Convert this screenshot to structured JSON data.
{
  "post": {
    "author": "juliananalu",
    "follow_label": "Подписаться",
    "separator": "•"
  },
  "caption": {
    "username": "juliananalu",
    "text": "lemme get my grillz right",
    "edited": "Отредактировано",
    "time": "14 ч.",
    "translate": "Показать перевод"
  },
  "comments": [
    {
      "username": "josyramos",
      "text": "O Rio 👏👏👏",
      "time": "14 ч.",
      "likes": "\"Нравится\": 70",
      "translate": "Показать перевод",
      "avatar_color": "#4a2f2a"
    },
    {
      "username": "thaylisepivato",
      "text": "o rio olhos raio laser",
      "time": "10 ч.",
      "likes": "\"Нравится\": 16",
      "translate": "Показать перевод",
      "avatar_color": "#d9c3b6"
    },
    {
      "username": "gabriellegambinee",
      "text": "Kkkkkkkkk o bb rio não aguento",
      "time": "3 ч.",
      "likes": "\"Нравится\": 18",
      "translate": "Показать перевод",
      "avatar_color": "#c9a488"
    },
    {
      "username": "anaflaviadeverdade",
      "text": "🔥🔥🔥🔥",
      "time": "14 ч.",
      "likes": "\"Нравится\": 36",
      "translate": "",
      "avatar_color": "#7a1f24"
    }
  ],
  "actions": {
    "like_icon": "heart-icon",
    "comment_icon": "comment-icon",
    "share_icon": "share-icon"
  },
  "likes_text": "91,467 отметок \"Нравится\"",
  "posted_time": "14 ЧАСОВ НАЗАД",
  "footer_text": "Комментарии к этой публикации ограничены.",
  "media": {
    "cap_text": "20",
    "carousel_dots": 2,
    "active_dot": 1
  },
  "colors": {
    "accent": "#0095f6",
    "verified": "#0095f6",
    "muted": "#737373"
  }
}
::::::
WHAT NEEDS TO BE DONE: Print all of the entries exactly as they are written.

TASK SOLUTION:
Convert this screenshot to structured JSON data.
{
  "post": {
    "author": "juliananalu",
    "follow_label": "Подписаться",
    "separator": "•"
  },
  "caption": {
    "username": "juliananalu",
    "text": "lemme get my grillz right",
    "edited": "Отредактировано",
    "time": "14 ч.",
    "translate": "Показать перевод"
  },
  "comments": [
    {
      "username": "josyramos",
      "text": "O Rio 👏👏👏",
      "time": "14 ч.",
      "likes": "\"Нравится\": 70",
      "translate": "Показать перевод",
      "avatar_color": "#4a2f2a"
    },
    {
      "username": "thaylisepivato",
      "text": "o rio olhos raio laser",
      "time": "10 ч.",
      "likes": "\"Нравится\": 16",
      "translate": "Показать перевод",
      "avatar_color": "#d9c3b6"
    },
    {
      "username": "gabriellegambinee",
      "text": "Kkkkkkkkk o bb rio não aguento",
      "time": "3 ч.",
      "likes": "\"Нравится\": 18",
      "translate": "Показать перевод",
      "avatar_color": "#c9a488"
    },
    {
      "username": "anaflaviadeverdade",
      "text": "🔥🔥🔥🔥",
      "time": "14 ч.",
      "likes": "\"Нравится\": 36",
      "translate": "",
      "avatar_color": "#7a1f24"
    }
  ],
  "actions": {
    "like_icon": "heart-icon",
    "comment_icon": "comment-icon",
    "share_icon": "share-icon"
  },
  "likes_text": "91,467 отметок \"Нравится\"",
  "posted_time": "14 ЧАСОВ НАЗАД",
  "footer_text": "Комментарии к этой публикации ограничены.",
  "media": {
    "cap_text": "20",
    "carousel_dots": 2,
    "active_dot": 1
  },
  "colors": {
    "accent": "#0095f6",
    "verified": "#0095f6",
    "muted": "#737373"
  }
}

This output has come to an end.